_Required task_
Every entry that follows should be repeated exactly; drop the images.

____

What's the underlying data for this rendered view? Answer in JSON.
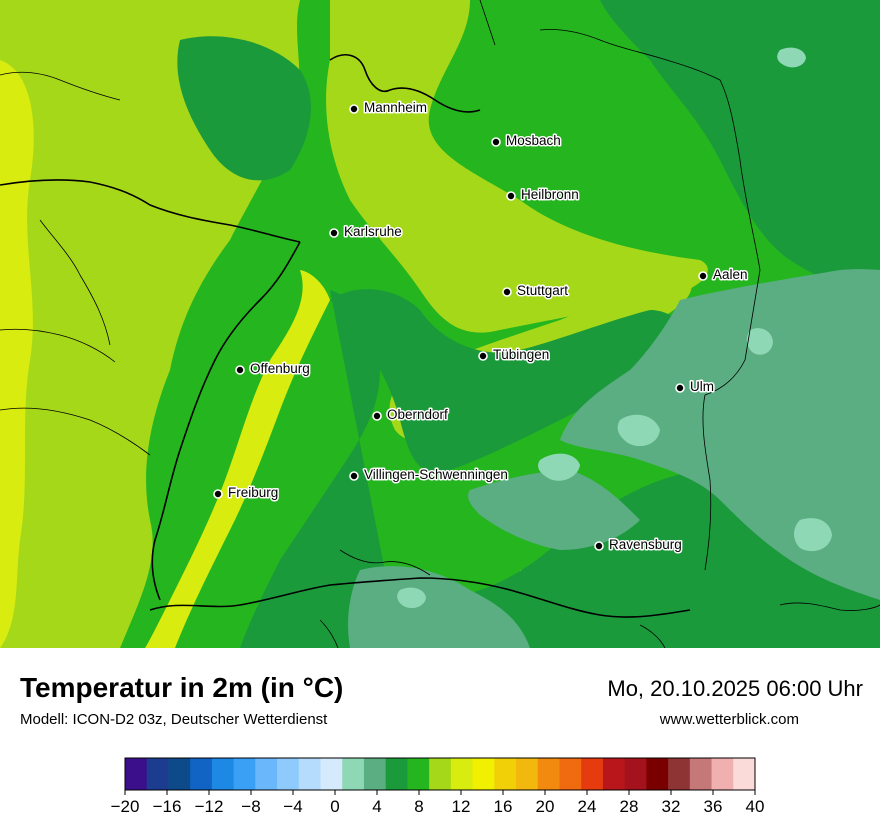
{
  "header": {
    "title": "Temperatur in 2m (in °C)",
    "subtitle": "Modell: ICON-D2 03z, Deutscher Wetterdienst",
    "datetime": "Mo, 20.10.2025 06:00 Uhr",
    "website": "www.wetterblick.com"
  },
  "cities": [
    {
      "name": "Mannheim"
    },
    {
      "name": "Mosbach"
    },
    {
      "name": "Heilbronn"
    },
    {
      "name": "Karlsruhe"
    },
    {
      "name": "Aalen"
    },
    {
      "name": "Stuttgart"
    },
    {
      "name": "Tübingen"
    },
    {
      "name": "Offenburg"
    },
    {
      "name": "Ulm"
    },
    {
      "name": "Oberndorf"
    },
    {
      "name": "Villingen-Schwenningen"
    },
    {
      "name": "Freiburg"
    },
    {
      "name": "Ravensburg"
    }
  ],
  "colorbar": {
    "min": -20,
    "max": 40,
    "step": 2,
    "tick_labels": [
      "−20",
      "−16",
      "−12",
      "−8",
      "−4",
      "0",
      "4",
      "8",
      "12",
      "16",
      "20",
      "24",
      "28",
      "32",
      "36",
      "40"
    ],
    "colors": [
      "#3b0f8c",
      "#1c3d8f",
      "#0d4a8a",
      "#1164c4",
      "#1e88e5",
      "#3aa0f5",
      "#6ab8fb",
      "#8ecafc",
      "#b5dcfd",
      "#d6eafd",
      "#8fd8b5",
      "#5aae82",
      "#1a9a3b",
      "#24b51f",
      "#a6d81a",
      "#d8ec10",
      "#f0f000",
      "#f2d008",
      "#f2b80d",
      "#f28a10",
      "#f06a10",
      "#e63a0f",
      "#b8161a",
      "#a4121d",
      "#7a0000",
      "#8e3434",
      "#c47878",
      "#f0b0b0",
      "#fbdada"
    ]
  },
  "temperature_colors": {
    "c4_6": "#5aae82",
    "c6_8": "#1a9a3b",
    "c8_10": "#24b51f",
    "c10_12": "#a6d81a",
    "c12_14": "#d8ec10",
    "c2_4": "#8fd8b5"
  }
}
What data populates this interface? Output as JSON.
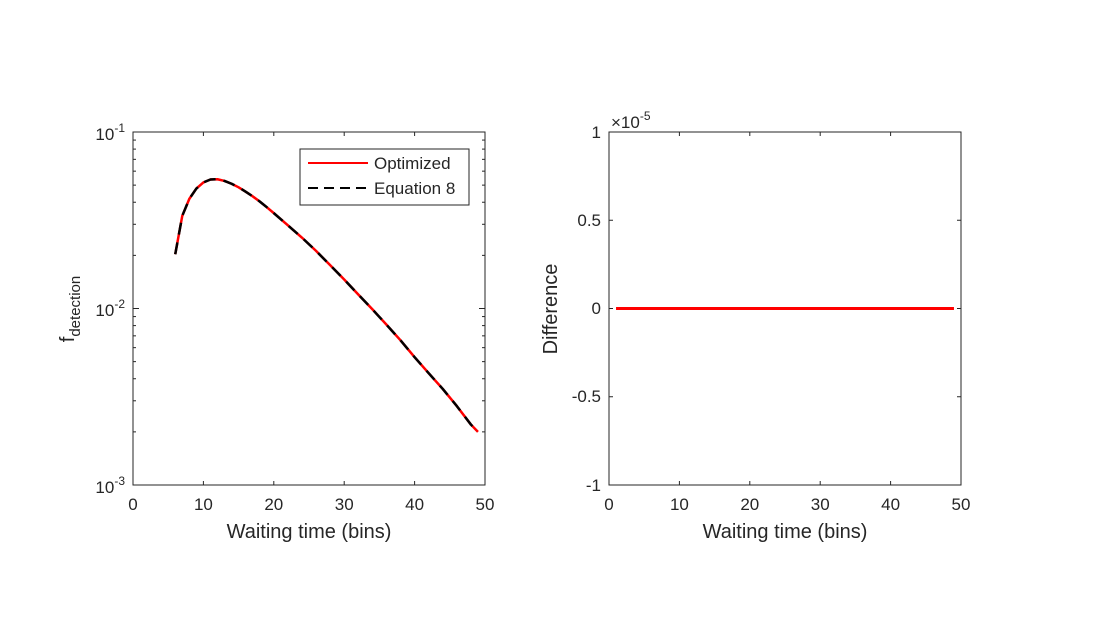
{
  "chart_data": [
    {
      "type": "line",
      "title": "",
      "xlabel": "Waiting time (bins)",
      "ylabel_main": "f",
      "ylabel_sub": "detection",
      "xlim": [
        0,
        50
      ],
      "ylim": [
        0.001,
        0.1
      ],
      "yscale": "log",
      "xticks": [
        "0",
        "10",
        "20",
        "30",
        "40",
        "50"
      ],
      "yticks": [
        {
          "base": "10",
          "exp": "-1"
        },
        {
          "base": "10",
          "exp": "-2"
        },
        {
          "base": "10",
          "exp": "-3"
        }
      ],
      "legend_position": "top-right",
      "series": [
        {
          "name": "Optimized",
          "color": "#ff0000",
          "style": "solid",
          "x": [
            6,
            7,
            8,
            9,
            10,
            11,
            12,
            13,
            14,
            15,
            16,
            17,
            18,
            19,
            20,
            22,
            24,
            26,
            28,
            30,
            32,
            34,
            36,
            38,
            40,
            42,
            44,
            46,
            48,
            49
          ],
          "y": [
            0.0203,
            0.0335,
            0.0418,
            0.0478,
            0.0518,
            0.0538,
            0.054,
            0.0528,
            0.0509,
            0.0486,
            0.0459,
            0.0432,
            0.0404,
            0.0375,
            0.0347,
            0.0296,
            0.0252,
            0.0212,
            0.0176,
            0.0146,
            0.012,
            0.0099,
            0.0081,
            0.0066,
            0.0053,
            0.0043,
            0.0035,
            0.0028,
            0.0022,
            0.002
          ]
        },
        {
          "name": "Equation 8",
          "color": "#000000",
          "style": "dashed",
          "x": [
            6,
            7,
            8,
            9,
            10,
            11,
            12,
            13,
            14,
            15,
            16,
            17,
            18,
            19,
            20,
            22,
            24,
            26,
            28,
            30,
            32,
            34,
            36,
            38,
            40,
            42,
            44,
            46,
            48,
            49
          ],
          "y": [
            0.0203,
            0.0335,
            0.0418,
            0.0478,
            0.0518,
            0.0538,
            0.054,
            0.0528,
            0.0509,
            0.0486,
            0.0459,
            0.0432,
            0.0404,
            0.0375,
            0.0347,
            0.0296,
            0.0252,
            0.0212,
            0.0176,
            0.0146,
            0.012,
            0.0099,
            0.0081,
            0.0066,
            0.0053,
            0.0043,
            0.0035,
            0.0028,
            0.0022,
            0.002
          ]
        }
      ]
    },
    {
      "type": "line",
      "title": "",
      "xlabel": "Waiting time (bins)",
      "ylabel": "Difference",
      "xlim": [
        0,
        50
      ],
      "ylim": [
        -1,
        1
      ],
      "y_multiplier": {
        "base": "×10",
        "exp": "-5"
      },
      "xticks": [
        "0",
        "10",
        "20",
        "30",
        "40",
        "50"
      ],
      "yticks": [
        "1",
        "0.5",
        "0",
        "-0.5",
        "-1"
      ],
      "series": [
        {
          "color": "#ff0000",
          "style": "solid",
          "x": [
            1,
            49
          ],
          "y": [
            0,
            0
          ]
        }
      ]
    }
  ]
}
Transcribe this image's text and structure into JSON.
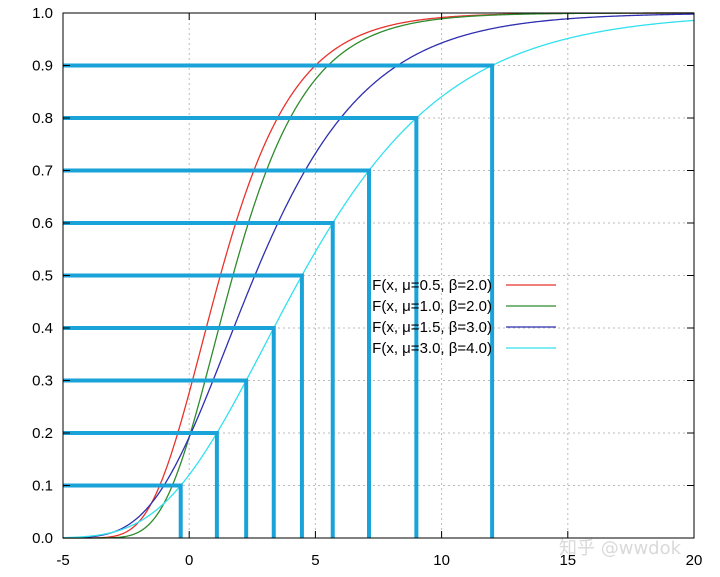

____

_Response to this task_
What's the underlying data for this rendered view? Answer in JSON.
{
  "header": {
    "title": "Temperatur in 2m (in °C)",
    "subtitle": "Modell: ICON-D2 03z, Deutscher Wetterdienst",
    "datetime": "Mo, 20.10.2025 06:00 Uhr",
    "website": "www.wetterblick.com"
  },
  "cities": [
    {
      "name": "Mannheim"
    },
    {
      "name": "Mosbach"
    },
    {
      "name": "Heilbronn"
    },
    {
      "name": "Karlsruhe"
    },
    {
      "name": "Aalen"
    },
    {
      "name": "Stuttgart"
    },
    {
      "name": "Tübingen"
    },
    {
      "name": "Offenburg"
    },
    {
      "name": "Ulm"
    },
    {
      "name": "Oberndorf"
    },
    {
      "name": "Villingen-Schwenningen"
    },
    {
      "name": "Freiburg"
    },
    {
      "name": "Ravensburg"
    }
  ],
  "colorbar": {
    "min": -20,
    "max": 40,
    "step": 2,
    "tick_labels": [
      "−20",
      "−16",
      "−12",
      "−8",
      "−4",
      "0",
      "4",
      "8",
      "12",
      "16",
      "20",
      "24",
      "28",
      "32",
      "36",
      "40"
    ],
    "colors": [
      "#3b0f8c",
      "#1c3d8f",
      "#0d4a8a",
      "#1164c4",
      "#1e88e5",
      "#3aa0f5",
      "#6ab8fb",
      "#8ecafc",
      "#b5dcfd",
      "#d6eafd",
      "#8fd8b5",
      "#5aae82",
      "#1a9a3b",
      "#24b51f",
      "#a6d81a",
      "#d8ec10",
      "#f0f000",
      "#f2d008",
      "#f2b80d",
      "#f28a10",
      "#f06a10",
      "#e63a0f",
      "#b8161a",
      "#a4121d",
      "#7a0000",
      "#8e3434",
      "#c47878",
      "#f0b0b0",
      "#fbdada"
    ]
  },
  "temperature_colors": {
    "c4_6": "#5aae82",
    "c6_8": "#1a9a3b",
    "c8_10": "#24b51f",
    "c10_12": "#a6d81a",
    "c12_14": "#d8ec10",
    "c2_4": "#8fd8b5"
  }
}
What data populates this interface? Output as JSON.
{
  "chart_data": [
    {
      "type": "line",
      "title": "",
      "xlabel": "Waiting time (bins)",
      "ylabel_main": "f",
      "ylabel_sub": "detection",
      "xlim": [
        0,
        50
      ],
      "ylim": [
        0.001,
        0.1
      ],
      "yscale": "log",
      "xticks": [
        "0",
        "10",
        "20",
        "30",
        "40",
        "50"
      ],
      "yticks": [
        {
          "base": "10",
          "exp": "-1"
        },
        {
          "base": "10",
          "exp": "-2"
        },
        {
          "base": "10",
          "exp": "-3"
        }
      ],
      "legend_position": "top-right",
      "series": [
        {
          "name": "Optimized",
          "color": "#ff0000",
          "style": "solid",
          "x": [
            6,
            7,
            8,
            9,
            10,
            11,
            12,
            13,
            14,
            15,
            16,
            17,
            18,
            19,
            20,
            22,
            24,
            26,
            28,
            30,
            32,
            34,
            36,
            38,
            40,
            42,
            44,
            46,
            48,
            49
          ],
          "y": [
            0.0203,
            0.0335,
            0.0418,
            0.0478,
            0.0518,
            0.0538,
            0.054,
            0.0528,
            0.0509,
            0.0486,
            0.0459,
            0.0432,
            0.0404,
            0.0375,
            0.0347,
            0.0296,
            0.0252,
            0.0212,
            0.0176,
            0.0146,
            0.012,
            0.0099,
            0.0081,
            0.0066,
            0.0053,
            0.0043,
            0.0035,
            0.0028,
            0.0022,
            0.002
          ]
        },
        {
          "name": "Equation 8",
          "color": "#000000",
          "style": "dashed",
          "x": [
            6,
            7,
            8,
            9,
            10,
            11,
            12,
            13,
            14,
            15,
            16,
            17,
            18,
            19,
            20,
            22,
            24,
            26,
            28,
            30,
            32,
            34,
            36,
            38,
            40,
            42,
            44,
            46,
            48,
            49
          ],
          "y": [
            0.0203,
            0.0335,
            0.0418,
            0.0478,
            0.0518,
            0.0538,
            0.054,
            0.0528,
            0.0509,
            0.0486,
            0.0459,
            0.0432,
            0.0404,
            0.0375,
            0.0347,
            0.0296,
            0.0252,
            0.0212,
            0.0176,
            0.0146,
            0.012,
            0.0099,
            0.0081,
            0.0066,
            0.0053,
            0.0043,
            0.0035,
            0.0028,
            0.0022,
            0.002
          ]
        }
      ]
    },
    {
      "type": "line",
      "title": "",
      "xlabel": "Waiting time (bins)",
      "ylabel": "Difference",
      "xlim": [
        0,
        50
      ],
      "ylim": [
        -1,
        1
      ],
      "y_multiplier": {
        "base": "×10",
        "exp": "-5"
      },
      "xticks": [
        "0",
        "10",
        "20",
        "30",
        "40",
        "50"
      ],
      "yticks": [
        "1",
        "0.5",
        "0",
        "-0.5",
        "-1"
      ],
      "series": [
        {
          "color": "#ff0000",
          "style": "solid",
          "x": [
            1,
            49
          ],
          "y": [
            0,
            0
          ]
        }
      ]
    }
  ]
}
Transcribe this image's text and structure into JSON.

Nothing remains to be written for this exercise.